#### Selected extract
-- Opening Marker --

To the Editor

Can incentive prize competitions stimulate breakthroughs in basic and applied science? How effective are prize competitions, and in which domains of research and technology development? XPRIZE Foundation has been exploring these questions in a practical sense for over two decades. Though XPRIZE is an independent not-for-profit, its success at supporting science and technology communities has attracted growing attention from national government agencies, independent charities, and science oriented foundations. The incentive prize model, in which only successful demonstration of a performance target is rewarded, is gaining traction in these quarters. This may be, at least in part, a response to the advancing era of transparency and accountability in research, grant-making, and government generally. Recently-announced XPRIZE competitions present opportunities for the physics and physical science communities in particular.

-- Closing Marker --

#### Raw data

-- Opening Marker --

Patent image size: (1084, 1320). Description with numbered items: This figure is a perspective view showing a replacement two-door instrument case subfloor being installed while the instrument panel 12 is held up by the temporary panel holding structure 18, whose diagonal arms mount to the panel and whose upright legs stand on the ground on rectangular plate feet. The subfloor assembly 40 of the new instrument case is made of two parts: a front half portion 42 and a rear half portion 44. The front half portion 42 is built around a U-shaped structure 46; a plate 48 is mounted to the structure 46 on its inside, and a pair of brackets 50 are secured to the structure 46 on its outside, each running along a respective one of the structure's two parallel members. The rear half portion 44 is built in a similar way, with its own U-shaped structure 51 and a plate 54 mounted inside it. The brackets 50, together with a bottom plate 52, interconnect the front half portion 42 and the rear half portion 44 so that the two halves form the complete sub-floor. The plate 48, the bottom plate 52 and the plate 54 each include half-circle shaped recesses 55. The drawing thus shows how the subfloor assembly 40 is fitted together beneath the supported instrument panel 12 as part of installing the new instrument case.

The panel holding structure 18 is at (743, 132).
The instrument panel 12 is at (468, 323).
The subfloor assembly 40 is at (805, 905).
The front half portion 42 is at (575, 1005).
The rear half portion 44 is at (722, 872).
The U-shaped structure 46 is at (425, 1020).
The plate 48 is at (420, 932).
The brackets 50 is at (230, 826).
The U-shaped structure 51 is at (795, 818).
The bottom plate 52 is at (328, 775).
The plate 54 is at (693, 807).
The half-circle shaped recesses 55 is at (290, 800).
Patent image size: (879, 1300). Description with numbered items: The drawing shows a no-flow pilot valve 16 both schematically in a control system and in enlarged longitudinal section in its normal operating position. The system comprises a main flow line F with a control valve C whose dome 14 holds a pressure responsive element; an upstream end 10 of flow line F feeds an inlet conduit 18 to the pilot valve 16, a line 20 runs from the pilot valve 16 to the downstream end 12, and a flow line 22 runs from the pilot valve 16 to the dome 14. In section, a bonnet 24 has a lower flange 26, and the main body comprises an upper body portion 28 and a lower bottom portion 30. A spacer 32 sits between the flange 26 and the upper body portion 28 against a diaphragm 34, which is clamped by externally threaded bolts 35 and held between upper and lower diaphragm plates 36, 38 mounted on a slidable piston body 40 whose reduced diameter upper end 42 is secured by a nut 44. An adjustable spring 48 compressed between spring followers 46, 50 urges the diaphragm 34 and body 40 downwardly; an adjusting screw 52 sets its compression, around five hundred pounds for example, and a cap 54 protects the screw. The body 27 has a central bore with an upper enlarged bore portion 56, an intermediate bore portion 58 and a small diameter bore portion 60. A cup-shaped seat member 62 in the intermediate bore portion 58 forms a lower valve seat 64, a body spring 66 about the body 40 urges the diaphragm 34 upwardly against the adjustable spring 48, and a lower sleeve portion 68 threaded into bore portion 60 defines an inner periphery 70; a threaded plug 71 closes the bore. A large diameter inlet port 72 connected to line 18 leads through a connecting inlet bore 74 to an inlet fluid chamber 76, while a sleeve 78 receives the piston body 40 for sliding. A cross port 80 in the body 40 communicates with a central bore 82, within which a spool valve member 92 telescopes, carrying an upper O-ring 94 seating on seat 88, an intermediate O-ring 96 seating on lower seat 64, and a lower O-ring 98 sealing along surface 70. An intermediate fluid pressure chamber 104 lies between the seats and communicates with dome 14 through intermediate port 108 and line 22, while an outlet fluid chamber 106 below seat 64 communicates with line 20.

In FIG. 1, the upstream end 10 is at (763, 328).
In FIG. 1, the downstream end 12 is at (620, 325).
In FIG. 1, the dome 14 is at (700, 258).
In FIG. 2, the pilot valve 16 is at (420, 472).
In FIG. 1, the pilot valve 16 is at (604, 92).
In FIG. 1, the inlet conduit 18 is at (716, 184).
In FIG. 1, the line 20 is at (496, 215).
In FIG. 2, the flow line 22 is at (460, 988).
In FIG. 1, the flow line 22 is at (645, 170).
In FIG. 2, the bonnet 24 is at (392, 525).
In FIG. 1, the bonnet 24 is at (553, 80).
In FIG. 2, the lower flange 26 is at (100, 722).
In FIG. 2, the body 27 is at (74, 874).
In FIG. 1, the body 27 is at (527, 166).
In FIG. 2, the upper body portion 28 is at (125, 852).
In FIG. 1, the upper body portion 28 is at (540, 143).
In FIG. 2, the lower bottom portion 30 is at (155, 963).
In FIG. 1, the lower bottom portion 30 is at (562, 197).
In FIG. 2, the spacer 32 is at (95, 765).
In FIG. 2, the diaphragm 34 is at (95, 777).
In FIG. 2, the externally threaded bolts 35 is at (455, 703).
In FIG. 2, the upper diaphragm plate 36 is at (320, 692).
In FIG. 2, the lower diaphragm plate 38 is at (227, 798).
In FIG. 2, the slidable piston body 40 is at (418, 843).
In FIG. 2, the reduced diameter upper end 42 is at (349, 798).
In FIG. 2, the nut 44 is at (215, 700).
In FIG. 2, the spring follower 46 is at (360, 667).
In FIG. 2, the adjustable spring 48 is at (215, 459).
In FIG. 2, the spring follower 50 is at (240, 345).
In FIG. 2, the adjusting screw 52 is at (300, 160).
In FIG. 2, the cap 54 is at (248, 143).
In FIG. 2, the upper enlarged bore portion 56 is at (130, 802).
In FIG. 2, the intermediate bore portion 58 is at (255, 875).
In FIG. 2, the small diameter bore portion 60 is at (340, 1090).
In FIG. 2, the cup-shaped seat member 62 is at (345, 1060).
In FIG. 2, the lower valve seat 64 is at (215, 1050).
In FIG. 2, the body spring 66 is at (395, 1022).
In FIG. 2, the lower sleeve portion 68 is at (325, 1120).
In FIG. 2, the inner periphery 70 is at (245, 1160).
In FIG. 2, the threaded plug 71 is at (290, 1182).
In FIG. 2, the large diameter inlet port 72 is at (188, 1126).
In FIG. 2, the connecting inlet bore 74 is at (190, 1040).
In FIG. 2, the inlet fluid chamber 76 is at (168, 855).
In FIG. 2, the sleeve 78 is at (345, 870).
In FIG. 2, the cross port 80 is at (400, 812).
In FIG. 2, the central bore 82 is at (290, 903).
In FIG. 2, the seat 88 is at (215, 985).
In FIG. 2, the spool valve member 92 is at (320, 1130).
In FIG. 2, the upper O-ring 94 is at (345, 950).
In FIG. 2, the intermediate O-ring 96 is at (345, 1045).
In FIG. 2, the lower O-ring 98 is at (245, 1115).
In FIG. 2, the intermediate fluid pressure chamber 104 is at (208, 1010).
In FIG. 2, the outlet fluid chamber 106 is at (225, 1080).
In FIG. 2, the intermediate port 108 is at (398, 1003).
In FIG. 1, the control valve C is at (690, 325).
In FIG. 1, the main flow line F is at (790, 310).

-- Closing Marker --

#### Exercise requirements
Continue the letter on XPRIZE incentive prize competitions from the end of its last sentence. The data plays no part in this work.

#### Response to the task
The incentive prize model (sometimes called inducement prize model) is not new. It’s use in catalyzing solutions to wicked problems goes at least as far back as the famous longitude prize offered in 18th century Britain for a method of deducing a ship’s longitude at sea. Other well-known instances include the Orteig Prize for the first non-stop flight between Paris and New York (won by Charles Lindburgh in 1927, and inspiration for the creation of XPRIZE in 1995), and the Sikorsky Prize for human-powered helicopter flight, framed in 1980 and claimed by Aerovelo in 2012. The range and history of prizes raises natural questions in today’s research context about which problems are best suited to be solved or having solutions advanced by a prize competition.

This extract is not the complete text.